Task to complete ▸ Repeat the following lines exactly and nothing else: the line containing "OCR this image." and each line after it through the end of the listing.

Dataset records ▸

--- begin ---

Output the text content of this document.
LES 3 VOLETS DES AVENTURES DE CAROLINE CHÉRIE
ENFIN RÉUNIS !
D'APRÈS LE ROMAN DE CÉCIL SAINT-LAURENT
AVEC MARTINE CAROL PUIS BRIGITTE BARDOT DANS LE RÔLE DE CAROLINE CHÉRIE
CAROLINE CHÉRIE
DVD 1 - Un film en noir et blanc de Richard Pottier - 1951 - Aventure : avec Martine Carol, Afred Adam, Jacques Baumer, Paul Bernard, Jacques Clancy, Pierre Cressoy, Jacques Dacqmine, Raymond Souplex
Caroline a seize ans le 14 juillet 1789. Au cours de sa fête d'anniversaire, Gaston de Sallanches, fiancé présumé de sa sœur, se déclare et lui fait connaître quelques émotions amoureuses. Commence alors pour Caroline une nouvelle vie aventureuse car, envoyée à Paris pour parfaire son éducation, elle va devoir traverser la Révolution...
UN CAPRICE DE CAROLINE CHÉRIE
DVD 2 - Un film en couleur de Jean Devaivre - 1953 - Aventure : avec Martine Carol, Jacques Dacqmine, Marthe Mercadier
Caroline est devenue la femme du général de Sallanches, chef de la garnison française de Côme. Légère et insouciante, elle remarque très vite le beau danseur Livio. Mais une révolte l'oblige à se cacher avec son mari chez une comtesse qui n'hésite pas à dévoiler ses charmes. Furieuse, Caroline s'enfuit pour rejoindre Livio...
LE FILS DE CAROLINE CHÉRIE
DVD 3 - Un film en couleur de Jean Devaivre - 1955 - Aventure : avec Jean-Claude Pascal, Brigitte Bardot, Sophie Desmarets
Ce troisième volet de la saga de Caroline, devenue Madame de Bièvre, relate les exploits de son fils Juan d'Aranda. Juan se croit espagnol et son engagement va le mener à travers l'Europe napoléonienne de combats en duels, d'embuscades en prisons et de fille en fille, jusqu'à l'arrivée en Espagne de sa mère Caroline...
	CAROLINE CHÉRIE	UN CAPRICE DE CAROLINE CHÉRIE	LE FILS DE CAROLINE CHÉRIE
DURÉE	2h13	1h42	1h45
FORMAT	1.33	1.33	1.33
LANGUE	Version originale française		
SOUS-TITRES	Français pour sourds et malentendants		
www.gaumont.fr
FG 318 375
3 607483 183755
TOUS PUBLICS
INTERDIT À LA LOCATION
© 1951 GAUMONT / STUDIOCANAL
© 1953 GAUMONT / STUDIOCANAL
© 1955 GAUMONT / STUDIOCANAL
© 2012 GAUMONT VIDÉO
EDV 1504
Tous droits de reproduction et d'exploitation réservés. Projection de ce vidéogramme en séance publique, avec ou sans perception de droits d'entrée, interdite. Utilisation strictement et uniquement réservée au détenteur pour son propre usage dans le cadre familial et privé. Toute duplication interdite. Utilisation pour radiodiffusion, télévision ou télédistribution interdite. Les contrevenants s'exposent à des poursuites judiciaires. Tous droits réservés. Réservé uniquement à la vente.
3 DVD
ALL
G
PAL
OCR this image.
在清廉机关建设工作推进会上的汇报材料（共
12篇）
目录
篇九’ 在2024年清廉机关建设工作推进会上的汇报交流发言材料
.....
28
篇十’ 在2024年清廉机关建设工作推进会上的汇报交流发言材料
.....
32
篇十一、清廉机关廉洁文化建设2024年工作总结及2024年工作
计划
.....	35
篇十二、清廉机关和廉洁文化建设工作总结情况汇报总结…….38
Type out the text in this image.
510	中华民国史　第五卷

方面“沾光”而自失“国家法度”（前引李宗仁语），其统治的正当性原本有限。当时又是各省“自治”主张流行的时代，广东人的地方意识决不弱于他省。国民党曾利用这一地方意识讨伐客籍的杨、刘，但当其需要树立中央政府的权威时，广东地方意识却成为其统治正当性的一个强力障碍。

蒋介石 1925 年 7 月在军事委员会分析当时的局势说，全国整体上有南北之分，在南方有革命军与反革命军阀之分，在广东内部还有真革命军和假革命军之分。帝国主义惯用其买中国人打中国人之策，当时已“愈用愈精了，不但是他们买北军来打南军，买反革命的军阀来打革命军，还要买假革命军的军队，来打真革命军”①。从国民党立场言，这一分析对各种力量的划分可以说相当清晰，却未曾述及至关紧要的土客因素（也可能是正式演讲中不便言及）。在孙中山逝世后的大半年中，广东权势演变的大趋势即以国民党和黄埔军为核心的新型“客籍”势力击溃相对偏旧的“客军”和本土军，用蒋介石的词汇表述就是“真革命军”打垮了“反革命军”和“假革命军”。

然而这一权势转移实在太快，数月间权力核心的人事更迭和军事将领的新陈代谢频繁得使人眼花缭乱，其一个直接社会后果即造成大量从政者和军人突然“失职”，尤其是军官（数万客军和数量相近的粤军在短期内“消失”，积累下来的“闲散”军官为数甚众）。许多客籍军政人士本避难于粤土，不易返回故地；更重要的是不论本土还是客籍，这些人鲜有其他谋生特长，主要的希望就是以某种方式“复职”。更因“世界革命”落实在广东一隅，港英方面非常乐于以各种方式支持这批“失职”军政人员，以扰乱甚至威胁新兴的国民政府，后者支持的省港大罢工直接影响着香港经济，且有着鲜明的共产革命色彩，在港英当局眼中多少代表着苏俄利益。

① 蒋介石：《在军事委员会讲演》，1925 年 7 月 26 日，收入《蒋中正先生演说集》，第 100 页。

--- end ---

Response for this exercise ▸
OCR this image.
在清廉机关建设工作推进会上的汇报材料（共
12篇）
目录
篇九’ 在2024年清廉机关建设工作推进会上的汇报交流发言材料
.....
28
篇十’ 在2024年清廉机关建设工作推进会上的汇报交流发言材料
.....
32
篇十一、清廉机关廉洁文化建设2024年工作总结及2024年工作
计划
.....	35
篇十二、清廉机关和廉洁文化建设工作总结情况汇报总结…….38
Type out the text in this image.
510	中华民国史　第五卷

方面“沾光”而自失“国家法度”（前引李宗仁语），其统治的正当性原本有限。当时又是各省“自治”主张流行的时代，广东人的地方意识决不弱于他省。国民党曾利用这一地方意识讨伐客籍的杨、刘，但当其需要树立中央政府的权威时，广东地方意识却成为其统治正当性的一个强力障碍。

蒋介石 1925 年 7 月在军事委员会分析当时的局势说，全国整体上有南北之分，在南方有革命军与反革命军阀之分，在广东内部还有真革命军和假革命军之分。帝国主义惯用其买中国人打中国人之策，当时已“愈用愈精了，不但是他们买北军来打南军，买反革命的军阀来打革命军，还要买假革命军的军队，来打真革命军”①。从国民党立场言，这一分析对各种力量的划分可以说相当清晰，却未曾述及至关紧要的土客因素（也可能是正式演讲中不便言及）。在孙中山逝世后的大半年中，广东权势演变的大趋势即以国民党和黄埔军为核心的新型“客籍”势力击溃相对偏旧的“客军”和本土军，用蒋介石的词汇表述就是“真革命军”打垮了“反革命军”和“假革命军”。

然而这一权势转移实在太快，数月间权力核心的人事更迭和军事将领的新陈代谢频繁得使人眼花缭乱，其一个直接社会后果即造成大量从政者和军人突然“失职”，尤其是军官（数万客军和数量相近的粤军在短期内“消失”，积累下来的“闲散”军官为数甚众）。许多客籍军政人士本避难于粤土，不易返回故地；更重要的是不论本土还是客籍，这些人鲜有其他谋生特长，主要的希望就是以某种方式“复职”。更因“世界革命”落实在广东一隅，港英方面非常乐于以各种方式支持这批“失职”军政人员，以扰乱甚至威胁新兴的国民政府，后者支持的省港大罢工直接影响着香港经济，且有着鲜明的共产革命色彩，在港英当局眼中多少代表着苏俄利益。

① 蒋介石：《在军事委员会讲演》，1925 年 7 月 26 日，收入《蒋中正先生演说集》，第 100 页。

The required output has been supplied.